* Start *
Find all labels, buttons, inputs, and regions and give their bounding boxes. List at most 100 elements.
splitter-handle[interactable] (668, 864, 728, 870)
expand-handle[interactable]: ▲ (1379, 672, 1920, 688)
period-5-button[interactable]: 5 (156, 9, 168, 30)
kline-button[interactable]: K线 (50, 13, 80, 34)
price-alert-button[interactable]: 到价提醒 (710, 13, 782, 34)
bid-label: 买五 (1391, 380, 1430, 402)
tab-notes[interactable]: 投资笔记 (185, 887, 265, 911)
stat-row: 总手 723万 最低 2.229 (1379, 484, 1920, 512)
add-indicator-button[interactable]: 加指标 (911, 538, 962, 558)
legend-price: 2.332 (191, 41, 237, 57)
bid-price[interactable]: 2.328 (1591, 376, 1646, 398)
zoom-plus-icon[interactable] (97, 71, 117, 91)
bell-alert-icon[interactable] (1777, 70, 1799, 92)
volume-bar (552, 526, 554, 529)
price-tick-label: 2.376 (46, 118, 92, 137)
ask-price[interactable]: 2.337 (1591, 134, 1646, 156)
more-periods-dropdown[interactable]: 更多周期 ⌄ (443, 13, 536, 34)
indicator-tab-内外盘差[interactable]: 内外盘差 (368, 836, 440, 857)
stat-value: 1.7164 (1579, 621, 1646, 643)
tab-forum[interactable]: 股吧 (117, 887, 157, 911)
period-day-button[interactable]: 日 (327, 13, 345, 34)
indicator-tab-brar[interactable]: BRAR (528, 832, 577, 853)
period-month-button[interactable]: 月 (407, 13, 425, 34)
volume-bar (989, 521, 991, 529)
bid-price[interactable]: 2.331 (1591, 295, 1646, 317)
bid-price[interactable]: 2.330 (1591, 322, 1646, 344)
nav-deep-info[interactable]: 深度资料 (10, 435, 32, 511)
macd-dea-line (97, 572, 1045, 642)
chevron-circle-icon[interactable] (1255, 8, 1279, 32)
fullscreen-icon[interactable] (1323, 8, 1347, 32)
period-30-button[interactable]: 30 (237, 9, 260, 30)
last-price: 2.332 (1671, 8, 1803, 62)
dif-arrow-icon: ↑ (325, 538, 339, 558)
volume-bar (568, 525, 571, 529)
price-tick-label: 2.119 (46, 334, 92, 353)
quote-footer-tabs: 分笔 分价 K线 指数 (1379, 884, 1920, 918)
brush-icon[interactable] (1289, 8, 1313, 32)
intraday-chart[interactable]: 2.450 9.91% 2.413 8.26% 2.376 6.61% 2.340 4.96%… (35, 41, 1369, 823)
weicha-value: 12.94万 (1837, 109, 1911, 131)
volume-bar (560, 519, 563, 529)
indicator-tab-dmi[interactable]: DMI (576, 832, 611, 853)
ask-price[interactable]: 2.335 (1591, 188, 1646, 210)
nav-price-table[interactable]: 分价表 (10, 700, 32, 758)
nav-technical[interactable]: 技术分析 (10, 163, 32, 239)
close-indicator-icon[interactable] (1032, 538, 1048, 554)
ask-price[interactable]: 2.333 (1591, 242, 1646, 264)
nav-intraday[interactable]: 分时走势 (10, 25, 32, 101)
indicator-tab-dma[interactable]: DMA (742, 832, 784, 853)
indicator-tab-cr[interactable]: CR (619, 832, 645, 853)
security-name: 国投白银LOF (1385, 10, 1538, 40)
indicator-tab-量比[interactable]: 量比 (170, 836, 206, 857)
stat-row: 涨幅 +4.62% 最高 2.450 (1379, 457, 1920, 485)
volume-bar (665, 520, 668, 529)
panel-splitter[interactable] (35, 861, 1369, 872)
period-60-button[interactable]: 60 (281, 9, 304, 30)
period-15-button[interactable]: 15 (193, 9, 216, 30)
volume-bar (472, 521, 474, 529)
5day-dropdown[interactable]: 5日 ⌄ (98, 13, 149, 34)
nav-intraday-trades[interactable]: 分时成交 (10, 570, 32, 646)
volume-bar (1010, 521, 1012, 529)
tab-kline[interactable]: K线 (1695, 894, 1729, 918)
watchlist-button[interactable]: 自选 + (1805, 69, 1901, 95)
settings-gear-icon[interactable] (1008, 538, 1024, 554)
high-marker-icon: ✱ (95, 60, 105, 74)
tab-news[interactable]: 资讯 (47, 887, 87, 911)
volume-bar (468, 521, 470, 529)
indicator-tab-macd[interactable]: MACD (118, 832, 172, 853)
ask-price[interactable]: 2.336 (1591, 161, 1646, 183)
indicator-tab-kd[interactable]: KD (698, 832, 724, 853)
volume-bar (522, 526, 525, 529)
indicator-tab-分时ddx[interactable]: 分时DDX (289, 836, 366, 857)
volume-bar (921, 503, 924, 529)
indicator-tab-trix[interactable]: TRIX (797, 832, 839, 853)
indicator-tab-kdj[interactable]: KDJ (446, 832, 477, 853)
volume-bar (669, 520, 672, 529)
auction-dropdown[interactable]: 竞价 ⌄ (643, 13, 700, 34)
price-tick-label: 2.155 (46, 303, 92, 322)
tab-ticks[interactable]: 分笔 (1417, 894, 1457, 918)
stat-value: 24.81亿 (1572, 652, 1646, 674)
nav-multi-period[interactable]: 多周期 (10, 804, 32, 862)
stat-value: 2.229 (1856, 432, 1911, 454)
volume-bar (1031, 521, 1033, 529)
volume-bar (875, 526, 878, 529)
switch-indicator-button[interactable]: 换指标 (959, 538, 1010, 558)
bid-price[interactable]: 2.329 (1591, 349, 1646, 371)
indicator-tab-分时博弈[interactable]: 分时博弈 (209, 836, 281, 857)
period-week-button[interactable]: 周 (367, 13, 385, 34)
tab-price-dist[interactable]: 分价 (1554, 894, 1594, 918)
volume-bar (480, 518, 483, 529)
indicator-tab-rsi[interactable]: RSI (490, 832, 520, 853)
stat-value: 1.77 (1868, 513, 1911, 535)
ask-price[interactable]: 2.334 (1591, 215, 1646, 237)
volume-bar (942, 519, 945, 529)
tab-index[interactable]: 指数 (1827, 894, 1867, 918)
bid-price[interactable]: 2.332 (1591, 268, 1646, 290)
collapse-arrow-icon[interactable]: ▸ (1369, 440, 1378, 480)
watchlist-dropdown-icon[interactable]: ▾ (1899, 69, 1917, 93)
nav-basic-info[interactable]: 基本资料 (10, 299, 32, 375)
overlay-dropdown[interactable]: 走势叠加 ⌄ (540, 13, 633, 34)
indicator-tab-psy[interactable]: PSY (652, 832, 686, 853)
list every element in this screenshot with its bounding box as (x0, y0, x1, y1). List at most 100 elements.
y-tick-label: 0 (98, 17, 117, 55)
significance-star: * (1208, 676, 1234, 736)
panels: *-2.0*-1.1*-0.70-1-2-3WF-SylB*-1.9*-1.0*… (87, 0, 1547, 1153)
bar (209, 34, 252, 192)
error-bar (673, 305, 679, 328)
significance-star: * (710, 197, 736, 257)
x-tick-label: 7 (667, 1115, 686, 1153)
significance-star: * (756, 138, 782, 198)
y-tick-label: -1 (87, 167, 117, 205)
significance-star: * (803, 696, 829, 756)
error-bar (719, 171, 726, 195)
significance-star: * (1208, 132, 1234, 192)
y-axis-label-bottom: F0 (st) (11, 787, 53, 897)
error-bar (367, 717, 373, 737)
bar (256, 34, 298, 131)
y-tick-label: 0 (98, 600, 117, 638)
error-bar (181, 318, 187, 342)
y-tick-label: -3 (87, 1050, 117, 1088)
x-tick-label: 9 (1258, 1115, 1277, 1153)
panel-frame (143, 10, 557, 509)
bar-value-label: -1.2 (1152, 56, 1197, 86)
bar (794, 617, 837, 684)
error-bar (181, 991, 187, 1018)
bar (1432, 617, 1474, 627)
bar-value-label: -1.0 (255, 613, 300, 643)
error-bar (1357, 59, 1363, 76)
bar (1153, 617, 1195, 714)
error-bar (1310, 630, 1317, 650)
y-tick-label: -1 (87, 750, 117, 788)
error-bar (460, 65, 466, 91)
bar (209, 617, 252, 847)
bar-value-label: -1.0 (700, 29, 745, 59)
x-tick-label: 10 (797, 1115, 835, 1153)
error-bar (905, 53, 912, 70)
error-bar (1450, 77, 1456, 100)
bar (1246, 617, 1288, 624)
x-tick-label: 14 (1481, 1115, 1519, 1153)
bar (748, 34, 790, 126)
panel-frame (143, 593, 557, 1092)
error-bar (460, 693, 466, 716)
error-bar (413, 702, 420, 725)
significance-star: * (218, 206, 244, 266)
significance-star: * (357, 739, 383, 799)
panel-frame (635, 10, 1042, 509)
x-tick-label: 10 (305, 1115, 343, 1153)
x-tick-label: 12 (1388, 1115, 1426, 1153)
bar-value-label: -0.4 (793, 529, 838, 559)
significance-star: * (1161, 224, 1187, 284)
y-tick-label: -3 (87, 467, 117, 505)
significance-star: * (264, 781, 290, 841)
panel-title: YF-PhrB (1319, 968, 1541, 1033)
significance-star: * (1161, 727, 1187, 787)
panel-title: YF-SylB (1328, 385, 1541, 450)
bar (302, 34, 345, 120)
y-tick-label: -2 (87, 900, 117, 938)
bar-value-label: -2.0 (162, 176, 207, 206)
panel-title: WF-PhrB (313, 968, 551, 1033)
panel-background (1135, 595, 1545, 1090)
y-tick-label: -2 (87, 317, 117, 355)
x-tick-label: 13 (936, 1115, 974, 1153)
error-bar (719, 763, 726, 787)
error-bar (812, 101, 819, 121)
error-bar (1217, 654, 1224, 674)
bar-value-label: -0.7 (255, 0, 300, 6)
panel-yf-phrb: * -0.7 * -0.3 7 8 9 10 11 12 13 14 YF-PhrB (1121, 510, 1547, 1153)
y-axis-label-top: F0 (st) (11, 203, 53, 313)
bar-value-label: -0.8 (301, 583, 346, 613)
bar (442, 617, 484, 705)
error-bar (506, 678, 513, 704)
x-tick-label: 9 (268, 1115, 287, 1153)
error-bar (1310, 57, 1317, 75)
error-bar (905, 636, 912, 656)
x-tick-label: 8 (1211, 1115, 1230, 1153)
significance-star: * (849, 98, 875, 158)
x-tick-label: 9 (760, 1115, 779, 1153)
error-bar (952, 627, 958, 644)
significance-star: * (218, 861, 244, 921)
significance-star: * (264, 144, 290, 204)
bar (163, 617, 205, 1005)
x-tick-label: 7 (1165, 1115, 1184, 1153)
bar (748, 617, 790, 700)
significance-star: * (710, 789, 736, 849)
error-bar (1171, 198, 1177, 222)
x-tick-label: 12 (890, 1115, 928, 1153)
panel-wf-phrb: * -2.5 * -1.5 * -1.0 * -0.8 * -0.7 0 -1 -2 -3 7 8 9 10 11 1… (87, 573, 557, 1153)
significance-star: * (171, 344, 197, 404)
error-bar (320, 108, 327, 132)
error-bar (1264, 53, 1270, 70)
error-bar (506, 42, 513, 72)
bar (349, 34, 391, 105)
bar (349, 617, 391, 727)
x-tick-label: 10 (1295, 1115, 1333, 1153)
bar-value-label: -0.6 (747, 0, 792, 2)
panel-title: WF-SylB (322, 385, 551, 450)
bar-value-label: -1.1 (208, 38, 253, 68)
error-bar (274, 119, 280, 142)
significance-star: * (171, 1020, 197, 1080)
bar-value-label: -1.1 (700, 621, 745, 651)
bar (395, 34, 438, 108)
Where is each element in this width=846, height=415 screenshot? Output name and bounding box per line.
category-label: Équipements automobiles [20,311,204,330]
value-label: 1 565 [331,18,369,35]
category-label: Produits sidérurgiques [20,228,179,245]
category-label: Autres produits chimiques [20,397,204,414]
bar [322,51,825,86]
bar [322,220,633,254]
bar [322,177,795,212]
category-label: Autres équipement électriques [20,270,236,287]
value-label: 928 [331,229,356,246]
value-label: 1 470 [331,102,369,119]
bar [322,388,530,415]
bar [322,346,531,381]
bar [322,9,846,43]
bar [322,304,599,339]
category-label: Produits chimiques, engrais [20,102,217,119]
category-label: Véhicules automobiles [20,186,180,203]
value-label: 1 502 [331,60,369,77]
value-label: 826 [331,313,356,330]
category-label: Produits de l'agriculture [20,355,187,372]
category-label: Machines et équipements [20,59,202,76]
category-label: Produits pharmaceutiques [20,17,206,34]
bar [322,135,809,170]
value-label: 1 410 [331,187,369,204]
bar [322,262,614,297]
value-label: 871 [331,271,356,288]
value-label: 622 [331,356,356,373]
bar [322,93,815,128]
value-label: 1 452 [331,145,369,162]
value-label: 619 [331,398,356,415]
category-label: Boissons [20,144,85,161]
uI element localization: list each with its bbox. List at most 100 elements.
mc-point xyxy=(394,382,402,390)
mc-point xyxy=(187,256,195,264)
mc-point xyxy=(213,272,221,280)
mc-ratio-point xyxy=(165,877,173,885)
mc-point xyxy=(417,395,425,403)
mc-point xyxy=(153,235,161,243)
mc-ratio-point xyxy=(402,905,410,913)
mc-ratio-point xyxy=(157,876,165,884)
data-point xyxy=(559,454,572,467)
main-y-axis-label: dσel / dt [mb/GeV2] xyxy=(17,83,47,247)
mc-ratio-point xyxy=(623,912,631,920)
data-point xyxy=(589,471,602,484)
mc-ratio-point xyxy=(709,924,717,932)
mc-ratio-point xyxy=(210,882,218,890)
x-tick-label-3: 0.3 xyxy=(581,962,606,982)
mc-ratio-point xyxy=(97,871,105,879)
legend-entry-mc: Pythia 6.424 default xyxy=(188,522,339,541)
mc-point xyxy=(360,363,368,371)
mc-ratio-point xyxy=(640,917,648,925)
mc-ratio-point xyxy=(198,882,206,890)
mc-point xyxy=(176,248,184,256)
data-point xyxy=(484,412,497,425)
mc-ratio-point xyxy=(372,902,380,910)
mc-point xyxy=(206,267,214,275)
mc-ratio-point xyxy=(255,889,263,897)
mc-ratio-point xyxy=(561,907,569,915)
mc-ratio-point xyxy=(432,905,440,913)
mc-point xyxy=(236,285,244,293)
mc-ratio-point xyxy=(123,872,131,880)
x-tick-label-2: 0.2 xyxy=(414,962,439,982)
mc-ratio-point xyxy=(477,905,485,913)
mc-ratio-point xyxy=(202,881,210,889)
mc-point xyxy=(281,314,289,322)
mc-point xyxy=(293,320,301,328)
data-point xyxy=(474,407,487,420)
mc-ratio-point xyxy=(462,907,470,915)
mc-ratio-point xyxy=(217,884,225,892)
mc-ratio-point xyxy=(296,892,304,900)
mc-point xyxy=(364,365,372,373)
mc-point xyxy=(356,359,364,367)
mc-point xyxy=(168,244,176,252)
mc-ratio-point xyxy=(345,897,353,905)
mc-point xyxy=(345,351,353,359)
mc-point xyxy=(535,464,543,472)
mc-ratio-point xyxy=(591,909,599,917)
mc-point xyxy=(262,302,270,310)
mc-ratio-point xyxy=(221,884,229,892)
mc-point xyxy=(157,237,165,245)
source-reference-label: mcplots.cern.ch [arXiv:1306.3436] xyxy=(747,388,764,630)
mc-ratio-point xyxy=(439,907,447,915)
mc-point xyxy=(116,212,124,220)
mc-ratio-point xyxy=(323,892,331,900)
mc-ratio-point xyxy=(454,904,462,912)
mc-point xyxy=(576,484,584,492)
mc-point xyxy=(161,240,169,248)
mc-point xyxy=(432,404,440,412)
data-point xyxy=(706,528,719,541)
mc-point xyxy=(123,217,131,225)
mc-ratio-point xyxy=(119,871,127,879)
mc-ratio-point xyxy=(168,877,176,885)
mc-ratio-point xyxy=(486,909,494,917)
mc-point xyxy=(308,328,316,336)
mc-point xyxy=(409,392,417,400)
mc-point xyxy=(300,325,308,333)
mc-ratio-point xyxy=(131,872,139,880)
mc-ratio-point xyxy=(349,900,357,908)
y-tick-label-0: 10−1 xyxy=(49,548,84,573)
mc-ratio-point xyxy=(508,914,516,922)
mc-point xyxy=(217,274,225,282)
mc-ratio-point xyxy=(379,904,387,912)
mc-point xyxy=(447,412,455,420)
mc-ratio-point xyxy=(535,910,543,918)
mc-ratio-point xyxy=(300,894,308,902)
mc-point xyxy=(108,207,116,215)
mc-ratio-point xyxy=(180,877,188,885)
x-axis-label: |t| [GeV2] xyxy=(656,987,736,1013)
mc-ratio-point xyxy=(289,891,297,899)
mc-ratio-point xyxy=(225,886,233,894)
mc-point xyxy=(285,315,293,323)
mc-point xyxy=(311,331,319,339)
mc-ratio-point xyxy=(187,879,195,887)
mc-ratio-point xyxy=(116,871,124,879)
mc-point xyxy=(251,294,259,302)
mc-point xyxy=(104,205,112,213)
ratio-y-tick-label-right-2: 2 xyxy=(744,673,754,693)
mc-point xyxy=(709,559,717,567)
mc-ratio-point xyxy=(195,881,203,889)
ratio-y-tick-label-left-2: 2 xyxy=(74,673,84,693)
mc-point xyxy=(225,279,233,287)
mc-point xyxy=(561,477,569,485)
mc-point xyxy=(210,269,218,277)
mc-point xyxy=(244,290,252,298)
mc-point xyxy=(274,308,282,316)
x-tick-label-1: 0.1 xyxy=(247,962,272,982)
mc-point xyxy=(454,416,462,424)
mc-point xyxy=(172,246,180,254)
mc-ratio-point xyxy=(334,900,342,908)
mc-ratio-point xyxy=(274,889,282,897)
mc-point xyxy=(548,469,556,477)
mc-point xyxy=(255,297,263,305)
* End *
• [Task prompt] Show each line of the records that contains the string "SylB".

• [Solution below]
panels: *-2.0*-1.1*-0.70-1-2-3WF-SylB*-1.9*-1.0*… (87, 0, 1547, 1153)
panel-title: YF-SylB (1328, 385, 1541, 450)
panel-title: WF-SylB (322, 385, 551, 450)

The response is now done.